YOUR TASK
Here are some records. Copy each one exactly.

--- START OF MATERIALS PROVIDED ---

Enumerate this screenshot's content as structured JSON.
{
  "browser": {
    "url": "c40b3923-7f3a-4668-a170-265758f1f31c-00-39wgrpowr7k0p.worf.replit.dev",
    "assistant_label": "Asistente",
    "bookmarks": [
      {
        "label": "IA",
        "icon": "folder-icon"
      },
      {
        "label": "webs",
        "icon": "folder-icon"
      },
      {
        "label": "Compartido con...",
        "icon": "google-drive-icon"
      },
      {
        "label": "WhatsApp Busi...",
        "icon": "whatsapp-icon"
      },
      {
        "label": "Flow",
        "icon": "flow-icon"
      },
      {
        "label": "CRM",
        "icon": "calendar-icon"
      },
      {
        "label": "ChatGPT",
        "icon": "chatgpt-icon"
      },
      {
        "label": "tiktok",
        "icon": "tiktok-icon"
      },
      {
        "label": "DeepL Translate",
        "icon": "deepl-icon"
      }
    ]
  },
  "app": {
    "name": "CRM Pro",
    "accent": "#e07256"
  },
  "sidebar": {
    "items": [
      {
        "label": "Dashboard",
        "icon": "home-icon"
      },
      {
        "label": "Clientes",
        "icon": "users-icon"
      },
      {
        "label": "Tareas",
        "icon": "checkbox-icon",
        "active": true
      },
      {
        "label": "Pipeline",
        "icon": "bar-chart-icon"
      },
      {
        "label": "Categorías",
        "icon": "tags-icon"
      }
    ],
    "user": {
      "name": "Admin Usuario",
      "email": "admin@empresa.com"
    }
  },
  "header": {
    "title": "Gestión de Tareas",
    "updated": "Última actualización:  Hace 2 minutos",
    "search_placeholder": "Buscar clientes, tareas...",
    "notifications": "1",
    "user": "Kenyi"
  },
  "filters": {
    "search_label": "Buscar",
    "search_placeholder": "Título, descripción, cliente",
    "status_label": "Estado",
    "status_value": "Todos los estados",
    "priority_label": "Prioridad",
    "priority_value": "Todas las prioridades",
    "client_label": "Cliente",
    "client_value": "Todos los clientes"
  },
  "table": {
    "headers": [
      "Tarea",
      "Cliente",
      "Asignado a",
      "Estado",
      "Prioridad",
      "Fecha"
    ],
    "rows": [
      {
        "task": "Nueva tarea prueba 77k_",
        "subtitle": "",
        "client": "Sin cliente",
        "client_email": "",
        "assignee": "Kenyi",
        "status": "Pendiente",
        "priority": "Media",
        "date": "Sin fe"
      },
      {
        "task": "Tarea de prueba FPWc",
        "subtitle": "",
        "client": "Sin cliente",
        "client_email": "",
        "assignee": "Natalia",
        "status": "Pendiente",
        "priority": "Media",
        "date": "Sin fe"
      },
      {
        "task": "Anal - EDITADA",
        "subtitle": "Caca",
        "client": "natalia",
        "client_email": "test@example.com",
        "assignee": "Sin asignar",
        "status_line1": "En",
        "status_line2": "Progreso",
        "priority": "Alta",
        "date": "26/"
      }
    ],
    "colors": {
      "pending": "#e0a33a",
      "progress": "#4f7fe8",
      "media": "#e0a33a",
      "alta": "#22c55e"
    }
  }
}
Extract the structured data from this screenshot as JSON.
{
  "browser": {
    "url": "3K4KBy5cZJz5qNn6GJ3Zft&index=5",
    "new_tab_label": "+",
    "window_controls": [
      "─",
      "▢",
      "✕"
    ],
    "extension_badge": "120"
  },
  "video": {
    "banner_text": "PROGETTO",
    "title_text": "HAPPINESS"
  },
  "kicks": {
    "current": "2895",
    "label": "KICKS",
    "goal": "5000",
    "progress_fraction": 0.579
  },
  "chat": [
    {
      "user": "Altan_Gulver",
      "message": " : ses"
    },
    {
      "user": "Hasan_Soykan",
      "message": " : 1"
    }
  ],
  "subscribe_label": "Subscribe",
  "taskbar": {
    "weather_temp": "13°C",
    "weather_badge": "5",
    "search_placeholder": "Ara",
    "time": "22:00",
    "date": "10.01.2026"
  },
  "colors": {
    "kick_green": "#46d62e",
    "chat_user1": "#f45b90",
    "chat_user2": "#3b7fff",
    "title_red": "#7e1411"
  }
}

--- END OF MATERIALS PROVIDED ---

TASK SOLUTION
Enumerate this screenshot's content as structured JSON.
{
  "browser": {
    "url": "c40b3923-7f3a-4668-a170-265758f1f31c-00-39wgrpowr7k0p.worf.replit.dev",
    "assistant_label": "Asistente",
    "bookmarks": [
      {
        "label": "IA",
        "icon": "folder-icon"
      },
      {
        "label": "webs",
        "icon": "folder-icon"
      },
      {
        "label": "Compartido con...",
        "icon": "google-drive-icon"
      },
      {
        "label": "WhatsApp Busi...",
        "icon": "whatsapp-icon"
      },
      {
        "label": "Flow",
        "icon": "flow-icon"
      },
      {
        "label": "CRM",
        "icon": "calendar-icon"
      },
      {
        "label": "ChatGPT",
        "icon": "chatgpt-icon"
      },
      {
        "label": "tiktok",
        "icon": "tiktok-icon"
      },
      {
        "label": "DeepL Translate",
        "icon": "deepl-icon"
      }
    ]
  },
  "app": {
    "name": "CRM Pro",
    "accent": "#e07256"
  },
  "sidebar": {
    "items": [
      {
        "label": "Dashboard",
        "icon": "home-icon"
      },
      {
        "label": "Clientes",
        "icon": "users-icon"
      },
      {
        "label": "Tareas",
        "icon": "checkbox-icon",
        "active": true
      },
      {
        "label": "Pipeline",
        "icon": "bar-chart-icon"
      },
      {
        "label": "Categorías",
        "icon": "tags-icon"
      }
    ],
    "user": {
      "name": "Admin Usuario",
      "email": "admin@empresa.com"
    }
  },
  "header": {
    "title": "Gestión de Tareas",
    "updated": "Última actualización:  Hace 2 minutos",
    "search_placeholder": "Buscar clientes, tareas...",
    "notifications": "1",
    "user": "Kenyi"
  },
  "filters": {
    "search_label": "Buscar",
    "search_placeholder": "Título, descripción, cliente",
    "status_label": "Estado",
    "status_value": "Todos los estados",
    "priority_label": "Prioridad",
    "priority_value": "Todas las prioridades",
    "client_label": "Cliente",
    "client_value": "Todos los clientes"
  },
  "table": {
    "headers": [
      "Tarea",
      "Cliente",
      "Asignado a",
      "Estado",
      "Prioridad",
      "Fecha"
    ],
    "rows": [
      {
        "task": "Nueva tarea prueba 77k_",
        "subtitle": "",
        "client": "Sin cliente",
        "client_email": "",
        "assignee": "Kenyi",
        "status": "Pendiente",
        "priority": "Media",
        "date": "Sin fe"
      },
      {
        "task": "Tarea de prueba FPWc",
        "subtitle": "",
        "client": "Sin cliente",
        "client_email": "",
        "assignee": "Natalia",
        "status": "Pendiente",
        "priority": "Media",
        "date": "Sin fe"
      },
      {
        "task": "Anal - EDITADA",
        "subtitle": "Caca",
        "client": "natalia",
        "client_email": "test@example.com",
        "assignee": "Sin asignar",
        "status_line1": "En",
        "status_line2": "Progreso",
        "priority": "Alta",
        "date": "26/"
      }
    ],
    "colors": {
      "pending": "#e0a33a",
      "progress": "#4f7fe8",
      "media": "#e0a33a",
      "alta": "#22c55e"
    }
  }
}
Extract the structured data from this screenshot as JSON.
{
  "browser": {
    "url": "3K4KBy5cZJz5qNn6GJ3Zft&index=5",
    "new_tab_label": "+",
    "window_controls": [
      "─",
      "▢",
      "✕"
    ],
    "extension_badge": "120"
  },
  "video": {
    "banner_text": "PROGETTO",
    "title_text": "HAPPINESS"
  },
  "kicks": {
    "current": "2895",
    "label": "KICKS",
    "goal": "5000",
    "progress_fraction": 0.579
  },
  "chat": [
    {
      "user": "Altan_Gulver",
      "message": " : ses"
    },
    {
      "user": "Hasan_Soykan",
      "message": " : 1"
    }
  ],
  "subscribe_label": "Subscribe",
  "taskbar": {
    "weather_temp": "13°C",
    "weather_badge": "5",
    "search_placeholder": "Ara",
    "time": "22:00",
    "date": "10.01.2026"
  },
  "colors": {
    "kick_green": "#46d62e",
    "chat_user1": "#f45b90",
    "chat_user2": "#3b7fff",
    "title_red": "#7e1411"
  }
}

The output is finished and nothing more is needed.